— Begin —

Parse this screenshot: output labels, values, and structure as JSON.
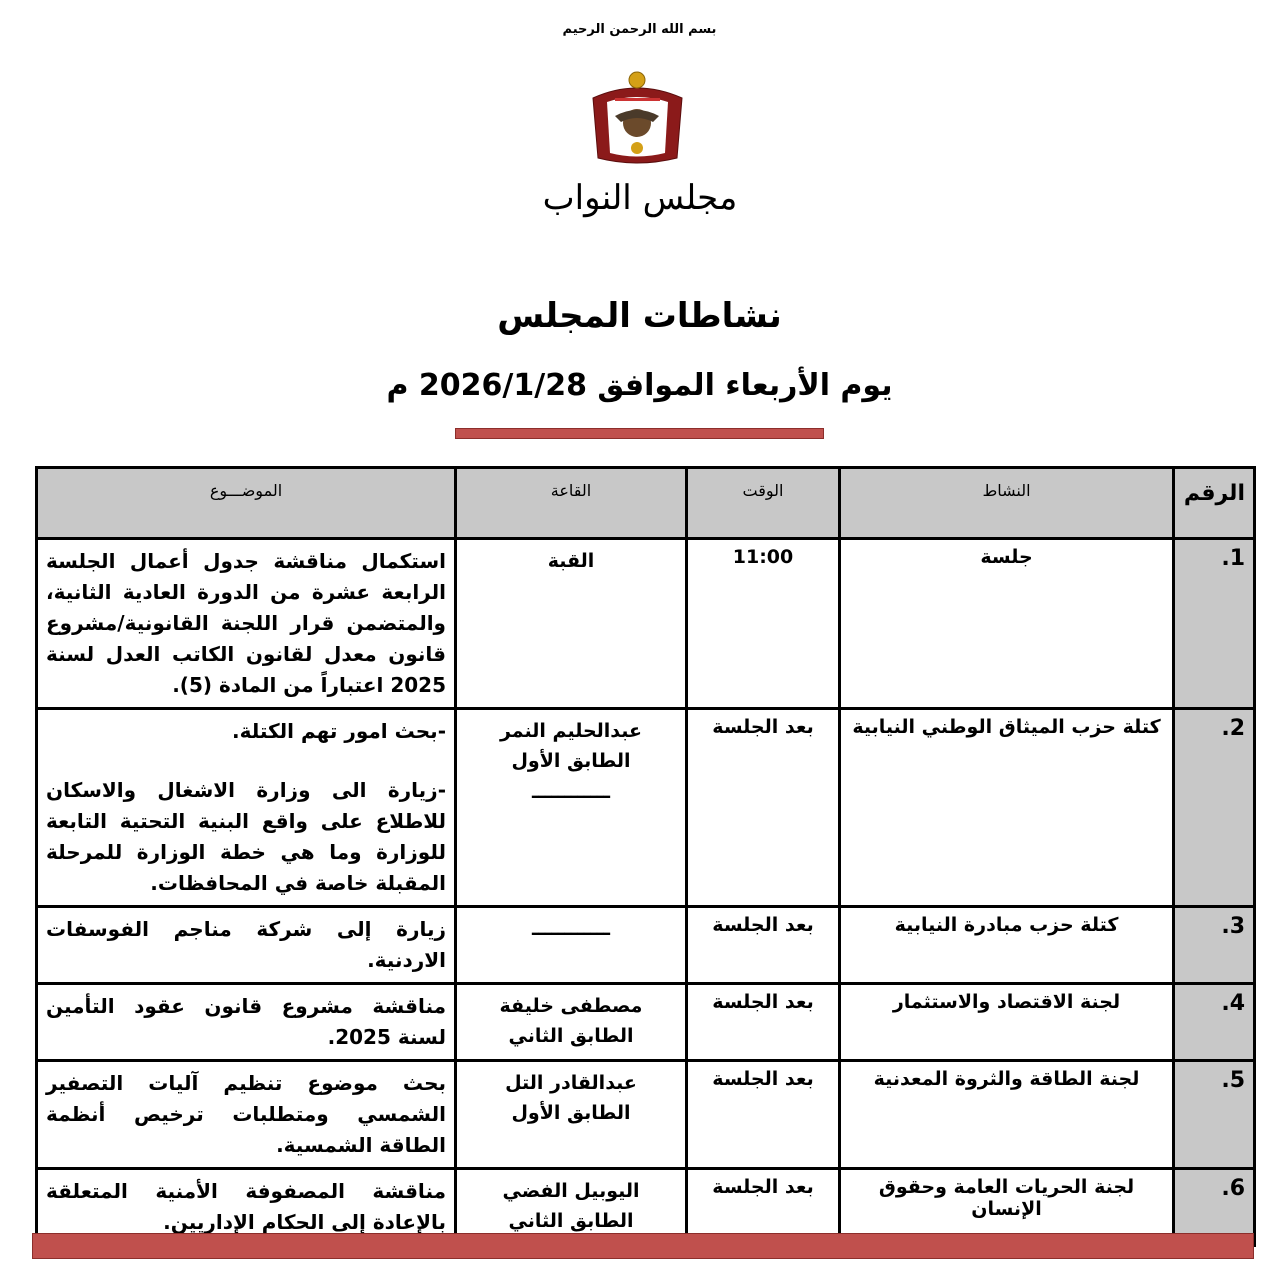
{
  "header": {
    "basmala": "بسم الله الرحمن الرحيم",
    "logo_text": "مجلس النواب",
    "title": "نشاطات المجلس",
    "date_line": "يوم الأربعاء الموافق 2026/1/28 م"
  },
  "colors": {
    "accent_bar": "#c0504d",
    "header_fill": "#c8c8c8"
  },
  "table": {
    "headers": {
      "number": "الرقم",
      "activity": "النشاط",
      "time": "الوقت",
      "hall": "القاعة",
      "subject": "الموضـــوع"
    },
    "rows": [
      {
        "number": "1.",
        "activity": "جلسة",
        "time": "11:00",
        "hall": [
          "القبة"
        ],
        "subject": [
          "استكمال مناقشة جدول أعمال الجلسة الرابعة عشرة من الدورة العادية الثانية، والمتضمن قرار اللجنة القانونية/مشروع قانون معدل لقانون الكاتب العدل لسنة 2025 اعتباراً من المادة (5)."
        ]
      },
      {
        "number": "2.",
        "activity": "كتلة حزب الميثاق الوطني النيابية",
        "time": "بعد الجلسة",
        "hall": [
          "عبدالحليم النمر",
          "الطابق الأول",
          "ــــــــــــ"
        ],
        "subject": [
          "-بحث امور تهم الكتلة.",
          "-زيارة الى وزارة الاشغال والاسكان للاطلاع على واقع البنية التحتية التابعة للوزارة وما هي خطة الوزارة للمرحلة المقبلة خاصة في المحافظات."
        ]
      },
      {
        "number": "3.",
        "activity": "كتلة حزب مبادرة النيابية",
        "time": "بعد الجلسة",
        "hall": [
          "ــــــــــــ"
        ],
        "subject": [
          "زيارة إلى شركة مناجم الفوسفات الاردنية."
        ]
      },
      {
        "number": "4.",
        "activity": "لجنة الاقتصاد والاستثمار",
        "time": "بعد الجلسة",
        "hall": [
          "مصطفى خليفة",
          "الطابق الثاني"
        ],
        "subject": [
          "مناقشة مشروع قانون عقود التأمين لسنة 2025."
        ]
      },
      {
        "number": "5.",
        "activity": "لجنة الطاقة والثروة المعدنية",
        "time": "بعد الجلسة",
        "hall": [
          "عبدالقادر التل",
          "الطابق الأول"
        ],
        "subject": [
          "بحث موضوع تنظيم آليات التصفير الشمسي ومتطلبات ترخيص أنظمة الطاقة الشمسية."
        ]
      },
      {
        "number": "6.",
        "activity": "لجنة الحريات العامة وحقوق الإنسان",
        "time": "بعد الجلسة",
        "hall": [
          "اليوبيل الفضي",
          "الطابق الثاني"
        ],
        "subject": [
          "مناقشة المصفوفة الأمنية المتعلقة بالإعادة إلى الحكام الإداريين."
        ]
      }
    ]
  }
}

— End —

• [PROBLEM DESCRIPTION]: With the pictures omitted, reproduce the records in full and exactly.

• [THE REPLY]:
Parse this screenshot: output labels, values, and structure as JSON.
{
  "header": {
    "basmala": "بسم الله الرحمن الرحيم",
    "logo_text": "مجلس النواب",
    "title": "نشاطات المجلس",
    "date_line": "يوم الأربعاء الموافق 2026/1/28 م"
  },
  "colors": {
    "accent_bar": "#c0504d",
    "header_fill": "#c8c8c8"
  },
  "table": {
    "headers": {
      "number": "الرقم",
      "activity": "النشاط",
      "time": "الوقت",
      "hall": "القاعة",
      "subject": "الموضـــوع"
    },
    "rows": [
      {
        "number": "1.",
        "activity": "جلسة",
        "time": "11:00",
        "hall": [
          "القبة"
        ],
        "subject": [
          "استكمال مناقشة جدول أعمال الجلسة الرابعة عشرة من الدورة العادية الثانية، والمتضمن قرار اللجنة القانونية/مشروع قانون معدل لقانون الكاتب العدل لسنة 2025 اعتباراً من المادة (5)."
        ]
      },
      {
        "number": "2.",
        "activity": "كتلة حزب الميثاق الوطني النيابية",
        "time": "بعد الجلسة",
        "hall": [
          "عبدالحليم النمر",
          "الطابق الأول",
          "ــــــــــــ"
        ],
        "subject": [
          "-بحث امور تهم الكتلة.",
          "-زيارة الى وزارة الاشغال والاسكان للاطلاع على واقع البنية التحتية التابعة للوزارة وما هي خطة الوزارة للمرحلة المقبلة خاصة في المحافظات."
        ]
      },
      {
        "number": "3.",
        "activity": "كتلة حزب مبادرة النيابية",
        "time": "بعد الجلسة",
        "hall": [
          "ــــــــــــ"
        ],
        "subject": [
          "زيارة إلى شركة مناجم الفوسفات الاردنية."
        ]
      },
      {
        "number": "4.",
        "activity": "لجنة الاقتصاد والاستثمار",
        "time": "بعد الجلسة",
        "hall": [
          "مصطفى خليفة",
          "الطابق الثاني"
        ],
        "subject": [
          "مناقشة مشروع قانون عقود التأمين لسنة 2025."
        ]
      },
      {
        "number": "5.",
        "activity": "لجنة الطاقة والثروة المعدنية",
        "time": "بعد الجلسة",
        "hall": [
          "عبدالقادر التل",
          "الطابق الأول"
        ],
        "subject": [
          "بحث موضوع تنظيم آليات التصفير الشمسي ومتطلبات ترخيص أنظمة الطاقة الشمسية."
        ]
      },
      {
        "number": "6.",
        "activity": "لجنة الحريات العامة وحقوق الإنسان",
        "time": "بعد الجلسة",
        "hall": [
          "اليوبيل الفضي",
          "الطابق الثاني"
        ],
        "subject": [
          "مناقشة المصفوفة الأمنية المتعلقة بالإعادة إلى الحكام الإداريين."
        ]
      }
    ]
  }
}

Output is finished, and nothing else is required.